Give back every line exactly as it appears, pictures excluded.

> _DATA RECORDS_
# # # # #

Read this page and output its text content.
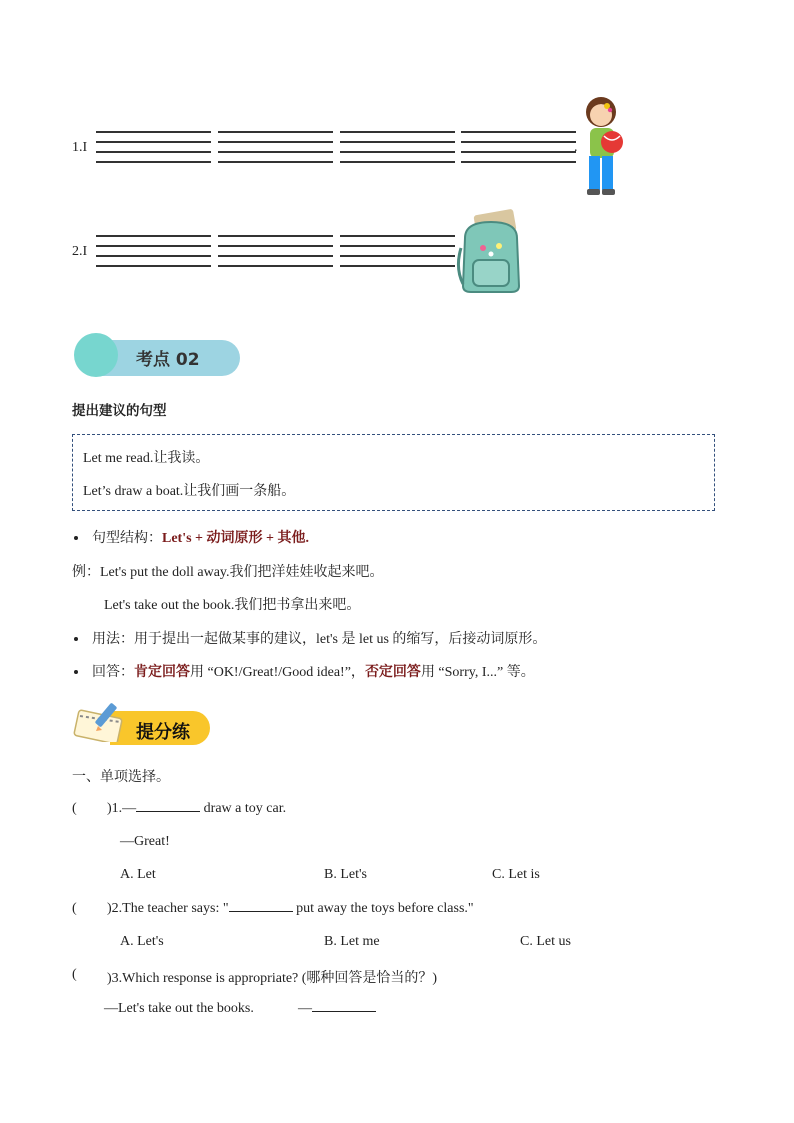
1.I	.
2.I
考点 02
提出建议的句型
Let me read.让我读。
Let’s draw a boat.让我们画一条船。
句型结构：Let's + 动词原形 + 其他.
例：Let's put the doll away.我们把洋娃娃收起来吧。
Let's take out the book.我们把书拿出来吧。
用法：用于提出一起做某事的建议，let's 是 let us 的缩写，后接动词原形。
回答：肯定回答用 “OK!/Great!/Good idea!”，否定回答用 “Sorry, I...” 等。
提分练
一、单项选择。
( )1.—	draw a toy car.
—Great!
A. Let	B. Let's	C. Let is
( )2.The teacher says: "	put away the toys before class."
A. Let's	B. Let me	C. Let us
( )3.Which response is appropriate? (哪种回答是恰当的？)
—Let's take out the books.	—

# # # # #

> _FINAL ANSWER_
Read this page and output its text content.
1.I	.
2.I
考点 02
提出建议的句型
Let me read.让我读。
Let’s draw a boat.让我们画一条船。
句型结构：Let's + 动词原形 + 其他.
例：Let's put the doll away.我们把洋娃娃收起来吧。
Let's take out the book.我们把书拿出来吧。
用法：用于提出一起做某事的建议，let's 是 let us 的缩写，后接动词原形。
回答：肯定回答用 “OK!/Great!/Good idea!”，否定回答用 “Sorry, I...” 等。
提分练
一、单项选择。
( )1.—	draw a toy car.
—Great!
A. Let	B. Let's	C. Let is
( )2.The teacher says: "	put away the toys before class."
A. Let's	B. Let me	C. Let us
( )3.Which response is appropriate? (哪种回答是恰当的？)
—Let's take out the books.	—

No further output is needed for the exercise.